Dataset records

— start —

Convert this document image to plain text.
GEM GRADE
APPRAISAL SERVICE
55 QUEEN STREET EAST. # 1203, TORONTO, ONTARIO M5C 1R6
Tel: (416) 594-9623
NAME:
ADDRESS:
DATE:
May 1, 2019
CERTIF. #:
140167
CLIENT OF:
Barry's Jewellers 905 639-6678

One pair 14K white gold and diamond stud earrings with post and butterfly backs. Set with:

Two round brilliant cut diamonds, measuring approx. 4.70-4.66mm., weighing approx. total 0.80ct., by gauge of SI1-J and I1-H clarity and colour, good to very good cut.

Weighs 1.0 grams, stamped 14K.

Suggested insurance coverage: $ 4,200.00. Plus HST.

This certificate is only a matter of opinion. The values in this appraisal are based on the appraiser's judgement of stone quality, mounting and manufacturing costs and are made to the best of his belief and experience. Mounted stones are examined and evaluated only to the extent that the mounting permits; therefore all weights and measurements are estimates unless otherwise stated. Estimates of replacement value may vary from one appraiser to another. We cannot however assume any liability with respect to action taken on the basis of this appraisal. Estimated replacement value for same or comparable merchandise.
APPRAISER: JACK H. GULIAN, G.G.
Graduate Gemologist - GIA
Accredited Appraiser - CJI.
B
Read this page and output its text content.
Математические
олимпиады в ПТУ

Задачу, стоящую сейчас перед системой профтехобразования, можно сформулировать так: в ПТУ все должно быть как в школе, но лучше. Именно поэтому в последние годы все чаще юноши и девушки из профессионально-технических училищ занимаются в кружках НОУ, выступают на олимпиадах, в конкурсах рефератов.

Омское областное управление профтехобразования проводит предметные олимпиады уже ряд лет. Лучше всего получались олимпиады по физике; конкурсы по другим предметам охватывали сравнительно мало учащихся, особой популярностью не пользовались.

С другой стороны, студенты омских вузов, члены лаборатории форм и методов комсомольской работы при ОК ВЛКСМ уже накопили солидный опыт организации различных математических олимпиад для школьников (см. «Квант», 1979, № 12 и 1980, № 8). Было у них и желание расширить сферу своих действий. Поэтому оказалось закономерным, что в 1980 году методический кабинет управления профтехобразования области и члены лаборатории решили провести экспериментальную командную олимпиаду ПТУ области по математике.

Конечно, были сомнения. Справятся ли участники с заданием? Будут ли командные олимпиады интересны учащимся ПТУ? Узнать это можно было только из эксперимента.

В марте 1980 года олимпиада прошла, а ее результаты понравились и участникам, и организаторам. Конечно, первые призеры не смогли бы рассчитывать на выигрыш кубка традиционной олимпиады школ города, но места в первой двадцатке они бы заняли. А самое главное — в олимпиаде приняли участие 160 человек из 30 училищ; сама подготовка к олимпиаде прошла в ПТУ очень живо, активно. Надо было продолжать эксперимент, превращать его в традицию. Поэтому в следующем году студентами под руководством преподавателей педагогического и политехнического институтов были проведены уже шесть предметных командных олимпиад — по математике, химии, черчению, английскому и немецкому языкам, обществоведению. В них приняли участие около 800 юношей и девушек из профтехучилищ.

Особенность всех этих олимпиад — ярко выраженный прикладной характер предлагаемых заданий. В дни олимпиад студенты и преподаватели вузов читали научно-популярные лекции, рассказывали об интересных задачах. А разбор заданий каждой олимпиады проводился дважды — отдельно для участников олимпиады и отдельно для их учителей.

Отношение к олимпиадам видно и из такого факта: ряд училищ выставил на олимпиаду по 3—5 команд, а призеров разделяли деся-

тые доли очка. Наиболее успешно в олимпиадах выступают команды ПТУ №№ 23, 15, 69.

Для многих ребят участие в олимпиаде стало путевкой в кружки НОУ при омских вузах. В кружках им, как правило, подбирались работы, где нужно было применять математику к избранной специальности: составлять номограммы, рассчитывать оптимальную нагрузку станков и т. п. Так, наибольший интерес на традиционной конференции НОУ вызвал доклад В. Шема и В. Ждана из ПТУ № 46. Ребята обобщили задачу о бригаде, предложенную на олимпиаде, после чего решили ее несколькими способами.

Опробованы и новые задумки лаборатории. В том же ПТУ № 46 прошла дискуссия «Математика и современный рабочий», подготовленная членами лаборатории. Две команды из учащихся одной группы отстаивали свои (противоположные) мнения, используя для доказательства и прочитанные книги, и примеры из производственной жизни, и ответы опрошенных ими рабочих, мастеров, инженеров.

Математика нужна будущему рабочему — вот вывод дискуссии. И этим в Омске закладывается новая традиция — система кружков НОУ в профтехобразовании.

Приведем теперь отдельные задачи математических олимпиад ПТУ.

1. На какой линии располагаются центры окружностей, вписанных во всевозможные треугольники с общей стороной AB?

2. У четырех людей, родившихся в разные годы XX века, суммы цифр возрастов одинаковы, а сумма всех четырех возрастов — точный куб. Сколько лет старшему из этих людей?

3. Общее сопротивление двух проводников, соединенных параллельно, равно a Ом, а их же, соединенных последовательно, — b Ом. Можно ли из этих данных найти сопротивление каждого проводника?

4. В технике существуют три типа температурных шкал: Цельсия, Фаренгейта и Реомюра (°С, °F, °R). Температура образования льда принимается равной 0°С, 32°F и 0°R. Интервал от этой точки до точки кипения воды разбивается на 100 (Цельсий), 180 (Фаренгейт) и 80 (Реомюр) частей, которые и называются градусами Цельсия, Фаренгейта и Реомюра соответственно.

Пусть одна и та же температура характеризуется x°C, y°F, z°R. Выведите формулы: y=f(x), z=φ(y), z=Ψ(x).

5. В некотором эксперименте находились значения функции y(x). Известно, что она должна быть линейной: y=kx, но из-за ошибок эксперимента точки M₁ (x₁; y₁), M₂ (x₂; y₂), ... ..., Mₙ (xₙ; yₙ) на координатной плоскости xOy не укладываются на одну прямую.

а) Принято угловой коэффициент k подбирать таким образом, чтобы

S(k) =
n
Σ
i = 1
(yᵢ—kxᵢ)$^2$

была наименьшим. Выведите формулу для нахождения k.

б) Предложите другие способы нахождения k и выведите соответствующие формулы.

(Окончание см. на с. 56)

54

— end —

§ Given task:
Copy all lines above containing the string "вузов".

§ Problem solution:
С другой стороны, студенты омских вузов, члены лаборатории форм и методов комсомольской работы при ОК ВЛКСМ уже накопили солидный опыт организации различных математических олимпиад для школьников (см. «Квант», 1979, № 12 и 1980, № 8). Было у них и желание расширить сферу своих действий. Поэтому оказалось закономерным, что в 1980 году методический кабинет управления профтехобразования области и члены лаборатории решили провести экспериментальную командную олимпиаду ПТУ области по математике.
Особенность всех этих олимпиад — ярко выраженный прикладной характер предлагаемых заданий. В дни олимпиад студенты и преподаватели вузов читали научно-популярные лекции, рассказывали об интересных задачах. А разбор заданий каждой олимпиады проводился дважды — отдельно для участников олимпиады и отдельно для их учителей.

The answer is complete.